• _EXERCISE REQUIREMENTS_
Retype the entries word for word, starting at the first entry and ending at the line that contains "dimension-tick [844, 654, 852, 662]".

• _SUPPLIED MATERIAL_
::::::

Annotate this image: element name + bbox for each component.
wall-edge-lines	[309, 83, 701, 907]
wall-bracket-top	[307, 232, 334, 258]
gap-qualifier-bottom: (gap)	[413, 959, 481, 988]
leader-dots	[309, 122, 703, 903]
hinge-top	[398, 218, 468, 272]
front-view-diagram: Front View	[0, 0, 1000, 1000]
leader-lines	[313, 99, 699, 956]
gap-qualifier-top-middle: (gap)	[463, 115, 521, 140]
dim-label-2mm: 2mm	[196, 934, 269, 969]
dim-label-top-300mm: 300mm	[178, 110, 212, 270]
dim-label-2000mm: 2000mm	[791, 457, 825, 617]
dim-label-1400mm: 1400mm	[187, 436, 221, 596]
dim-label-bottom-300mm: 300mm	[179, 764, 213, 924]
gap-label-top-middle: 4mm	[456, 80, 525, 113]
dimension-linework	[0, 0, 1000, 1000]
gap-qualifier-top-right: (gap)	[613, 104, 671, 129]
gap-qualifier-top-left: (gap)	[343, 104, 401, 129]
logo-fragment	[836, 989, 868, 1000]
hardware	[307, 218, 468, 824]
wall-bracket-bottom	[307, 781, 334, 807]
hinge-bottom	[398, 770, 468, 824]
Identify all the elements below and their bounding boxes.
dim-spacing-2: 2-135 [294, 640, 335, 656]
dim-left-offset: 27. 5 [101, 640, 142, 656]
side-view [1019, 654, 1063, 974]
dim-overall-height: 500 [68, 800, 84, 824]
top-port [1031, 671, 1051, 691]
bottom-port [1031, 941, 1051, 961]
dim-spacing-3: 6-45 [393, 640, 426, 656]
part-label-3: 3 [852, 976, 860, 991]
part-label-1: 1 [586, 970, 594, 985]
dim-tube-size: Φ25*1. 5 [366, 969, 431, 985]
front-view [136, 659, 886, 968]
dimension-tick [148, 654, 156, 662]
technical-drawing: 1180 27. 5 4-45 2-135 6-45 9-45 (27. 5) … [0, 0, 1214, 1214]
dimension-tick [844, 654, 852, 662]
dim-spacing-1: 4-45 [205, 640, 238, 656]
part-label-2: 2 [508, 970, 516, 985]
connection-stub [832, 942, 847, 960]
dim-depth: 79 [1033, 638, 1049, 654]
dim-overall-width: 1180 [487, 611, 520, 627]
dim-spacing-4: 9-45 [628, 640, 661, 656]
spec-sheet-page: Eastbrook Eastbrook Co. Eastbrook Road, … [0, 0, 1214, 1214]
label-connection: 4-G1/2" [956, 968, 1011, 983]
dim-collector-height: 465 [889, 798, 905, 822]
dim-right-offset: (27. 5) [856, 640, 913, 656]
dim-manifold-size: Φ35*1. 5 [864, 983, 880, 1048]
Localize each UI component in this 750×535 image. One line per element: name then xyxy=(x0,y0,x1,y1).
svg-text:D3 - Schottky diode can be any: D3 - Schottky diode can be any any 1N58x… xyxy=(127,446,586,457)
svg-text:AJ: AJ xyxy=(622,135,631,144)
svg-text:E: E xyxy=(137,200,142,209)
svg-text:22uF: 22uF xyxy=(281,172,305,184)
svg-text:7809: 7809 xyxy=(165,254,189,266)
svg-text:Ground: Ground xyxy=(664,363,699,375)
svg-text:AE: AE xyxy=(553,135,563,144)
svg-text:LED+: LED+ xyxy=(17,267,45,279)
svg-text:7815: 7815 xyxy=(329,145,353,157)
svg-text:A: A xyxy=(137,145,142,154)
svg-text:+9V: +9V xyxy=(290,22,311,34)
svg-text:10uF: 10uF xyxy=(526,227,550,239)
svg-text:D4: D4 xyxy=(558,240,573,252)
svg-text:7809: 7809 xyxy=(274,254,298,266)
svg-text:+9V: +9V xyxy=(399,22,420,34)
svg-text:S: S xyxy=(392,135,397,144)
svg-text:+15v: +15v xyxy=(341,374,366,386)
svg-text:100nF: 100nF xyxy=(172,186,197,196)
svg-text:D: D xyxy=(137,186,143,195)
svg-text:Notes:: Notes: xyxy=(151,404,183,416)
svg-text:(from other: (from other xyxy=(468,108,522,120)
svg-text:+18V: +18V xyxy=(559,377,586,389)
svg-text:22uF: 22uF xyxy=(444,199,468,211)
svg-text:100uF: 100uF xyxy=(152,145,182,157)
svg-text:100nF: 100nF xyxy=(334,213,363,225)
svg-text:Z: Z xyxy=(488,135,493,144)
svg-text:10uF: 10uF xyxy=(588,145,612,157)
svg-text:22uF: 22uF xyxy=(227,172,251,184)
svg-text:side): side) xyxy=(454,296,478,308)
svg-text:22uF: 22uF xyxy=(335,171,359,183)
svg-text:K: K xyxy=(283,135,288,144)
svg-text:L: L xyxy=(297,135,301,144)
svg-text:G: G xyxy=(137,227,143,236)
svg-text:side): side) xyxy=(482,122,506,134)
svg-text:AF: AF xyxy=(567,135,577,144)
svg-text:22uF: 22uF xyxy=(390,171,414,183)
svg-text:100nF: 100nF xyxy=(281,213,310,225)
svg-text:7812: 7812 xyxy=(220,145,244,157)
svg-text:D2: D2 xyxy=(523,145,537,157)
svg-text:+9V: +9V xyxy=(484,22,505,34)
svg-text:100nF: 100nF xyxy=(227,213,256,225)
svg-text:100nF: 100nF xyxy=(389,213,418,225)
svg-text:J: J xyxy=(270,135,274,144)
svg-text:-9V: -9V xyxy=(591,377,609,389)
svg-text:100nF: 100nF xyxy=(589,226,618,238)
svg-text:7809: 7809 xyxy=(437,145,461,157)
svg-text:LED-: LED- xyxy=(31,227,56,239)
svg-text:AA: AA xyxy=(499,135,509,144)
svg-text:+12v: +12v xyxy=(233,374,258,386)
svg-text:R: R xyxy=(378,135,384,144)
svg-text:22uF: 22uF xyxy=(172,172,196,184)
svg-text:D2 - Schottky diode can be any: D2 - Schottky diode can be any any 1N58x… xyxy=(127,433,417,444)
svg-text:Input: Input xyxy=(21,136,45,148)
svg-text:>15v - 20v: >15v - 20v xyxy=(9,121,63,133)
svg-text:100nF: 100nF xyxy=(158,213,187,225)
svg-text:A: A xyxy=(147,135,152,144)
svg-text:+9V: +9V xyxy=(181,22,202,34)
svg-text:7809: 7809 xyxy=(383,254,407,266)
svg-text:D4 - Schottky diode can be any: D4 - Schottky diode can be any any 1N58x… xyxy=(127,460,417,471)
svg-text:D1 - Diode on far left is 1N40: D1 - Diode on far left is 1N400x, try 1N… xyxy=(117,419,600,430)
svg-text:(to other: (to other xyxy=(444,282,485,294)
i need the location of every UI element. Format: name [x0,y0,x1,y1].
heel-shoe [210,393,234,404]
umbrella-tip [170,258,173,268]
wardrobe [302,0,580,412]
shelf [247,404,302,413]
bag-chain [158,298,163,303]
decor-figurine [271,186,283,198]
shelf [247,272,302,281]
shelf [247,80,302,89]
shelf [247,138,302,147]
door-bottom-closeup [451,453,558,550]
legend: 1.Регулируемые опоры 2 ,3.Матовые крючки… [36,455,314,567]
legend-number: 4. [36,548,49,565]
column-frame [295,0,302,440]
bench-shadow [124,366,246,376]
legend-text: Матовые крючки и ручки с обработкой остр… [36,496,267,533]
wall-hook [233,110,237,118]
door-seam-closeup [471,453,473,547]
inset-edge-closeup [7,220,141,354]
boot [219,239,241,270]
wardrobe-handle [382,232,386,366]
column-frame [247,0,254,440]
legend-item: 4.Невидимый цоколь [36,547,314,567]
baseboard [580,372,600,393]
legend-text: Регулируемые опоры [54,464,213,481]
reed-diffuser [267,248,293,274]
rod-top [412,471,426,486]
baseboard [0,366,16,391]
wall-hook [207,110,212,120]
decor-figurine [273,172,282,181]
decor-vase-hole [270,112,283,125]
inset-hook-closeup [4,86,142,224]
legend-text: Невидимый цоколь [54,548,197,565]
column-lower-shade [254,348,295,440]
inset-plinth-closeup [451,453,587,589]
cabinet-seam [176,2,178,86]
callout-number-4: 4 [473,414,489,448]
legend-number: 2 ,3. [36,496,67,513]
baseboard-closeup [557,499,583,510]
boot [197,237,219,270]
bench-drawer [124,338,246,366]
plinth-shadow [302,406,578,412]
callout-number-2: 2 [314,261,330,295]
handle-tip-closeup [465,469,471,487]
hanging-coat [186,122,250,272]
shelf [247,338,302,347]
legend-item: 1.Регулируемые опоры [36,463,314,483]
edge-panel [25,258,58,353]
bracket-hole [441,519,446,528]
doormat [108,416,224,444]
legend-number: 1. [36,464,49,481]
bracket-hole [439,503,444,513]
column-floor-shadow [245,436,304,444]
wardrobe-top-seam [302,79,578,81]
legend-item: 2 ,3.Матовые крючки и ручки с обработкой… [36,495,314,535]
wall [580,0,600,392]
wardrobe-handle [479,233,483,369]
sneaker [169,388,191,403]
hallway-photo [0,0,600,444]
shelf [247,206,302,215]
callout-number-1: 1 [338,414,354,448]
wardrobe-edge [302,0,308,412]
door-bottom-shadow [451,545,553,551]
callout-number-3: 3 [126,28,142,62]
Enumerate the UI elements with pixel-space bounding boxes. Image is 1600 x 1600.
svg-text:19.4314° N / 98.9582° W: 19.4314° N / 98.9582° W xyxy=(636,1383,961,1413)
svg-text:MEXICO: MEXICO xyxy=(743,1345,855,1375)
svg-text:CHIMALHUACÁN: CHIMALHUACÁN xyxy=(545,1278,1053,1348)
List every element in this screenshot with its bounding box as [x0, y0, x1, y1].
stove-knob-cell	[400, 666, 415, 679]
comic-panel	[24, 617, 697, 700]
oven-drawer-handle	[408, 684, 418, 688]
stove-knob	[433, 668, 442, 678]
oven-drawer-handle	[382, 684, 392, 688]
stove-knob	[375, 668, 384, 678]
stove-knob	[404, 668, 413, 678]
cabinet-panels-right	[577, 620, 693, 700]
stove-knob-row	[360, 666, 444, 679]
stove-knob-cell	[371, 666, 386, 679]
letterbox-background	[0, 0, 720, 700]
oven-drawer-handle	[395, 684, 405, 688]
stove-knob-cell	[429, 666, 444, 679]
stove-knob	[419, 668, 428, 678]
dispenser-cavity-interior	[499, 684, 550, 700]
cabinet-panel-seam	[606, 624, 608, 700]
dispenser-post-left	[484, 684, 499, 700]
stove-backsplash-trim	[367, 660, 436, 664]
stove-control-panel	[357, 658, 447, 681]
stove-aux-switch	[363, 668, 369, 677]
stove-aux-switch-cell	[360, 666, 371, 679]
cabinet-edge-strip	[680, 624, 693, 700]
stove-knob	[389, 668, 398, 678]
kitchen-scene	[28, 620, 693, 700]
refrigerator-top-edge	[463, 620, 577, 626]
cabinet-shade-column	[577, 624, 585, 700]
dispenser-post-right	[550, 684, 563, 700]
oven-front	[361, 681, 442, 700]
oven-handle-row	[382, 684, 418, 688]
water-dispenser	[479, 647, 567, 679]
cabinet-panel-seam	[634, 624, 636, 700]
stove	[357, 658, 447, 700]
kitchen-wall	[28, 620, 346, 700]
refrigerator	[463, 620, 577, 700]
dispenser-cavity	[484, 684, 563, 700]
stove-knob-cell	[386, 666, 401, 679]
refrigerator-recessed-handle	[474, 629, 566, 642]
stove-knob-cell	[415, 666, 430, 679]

::::::

• _OUTPUT_
Annotate this image: element name + bbox for each component.
wall-edge-lines	[309, 83, 701, 907]
wall-bracket-top	[307, 232, 334, 258]
gap-qualifier-bottom: (gap)	[413, 959, 481, 988]
leader-dots	[309, 122, 703, 903]
hinge-top	[398, 218, 468, 272]
front-view-diagram: Front View	[0, 0, 1000, 1000]
leader-lines	[313, 99, 699, 956]
gap-qualifier-top-middle: (gap)	[463, 115, 521, 140]
dim-label-2mm: 2mm	[196, 934, 269, 969]
dim-label-top-300mm: 300mm	[178, 110, 212, 270]
dim-label-2000mm: 2000mm	[791, 457, 825, 617]
dim-label-1400mm: 1400mm	[187, 436, 221, 596]
dim-label-bottom-300mm: 300mm	[179, 764, 213, 924]
gap-label-top-middle: 4mm	[456, 80, 525, 113]
dimension-linework	[0, 0, 1000, 1000]
gap-qualifier-top-right: (gap)	[613, 104, 671, 129]
gap-qualifier-top-left: (gap)	[343, 104, 401, 129]
logo-fragment	[836, 989, 868, 1000]
hardware	[307, 218, 468, 824]
wall-bracket-bottom	[307, 781, 334, 807]
hinge-bottom	[398, 770, 468, 824]
Identify all the elements below and their bounding boxes.
dim-spacing-2: 2-135 [294, 640, 335, 656]
dim-left-offset: 27. 5 [101, 640, 142, 656]
side-view [1019, 654, 1063, 974]
dim-overall-height: 500 [68, 800, 84, 824]
top-port [1031, 671, 1051, 691]
bottom-port [1031, 941, 1051, 961]
dim-spacing-3: 6-45 [393, 640, 426, 656]
part-label-3: 3 [852, 976, 860, 991]
part-label-1: 1 [586, 970, 594, 985]
dim-tube-size: Φ25*1. 5 [366, 969, 431, 985]
front-view [136, 659, 886, 968]
dimension-tick [148, 654, 156, 662]
technical-drawing: 1180 27. 5 4-45 2-135 6-45 9-45 (27. 5) … [0, 0, 1214, 1214]
dimension-tick [844, 654, 852, 662]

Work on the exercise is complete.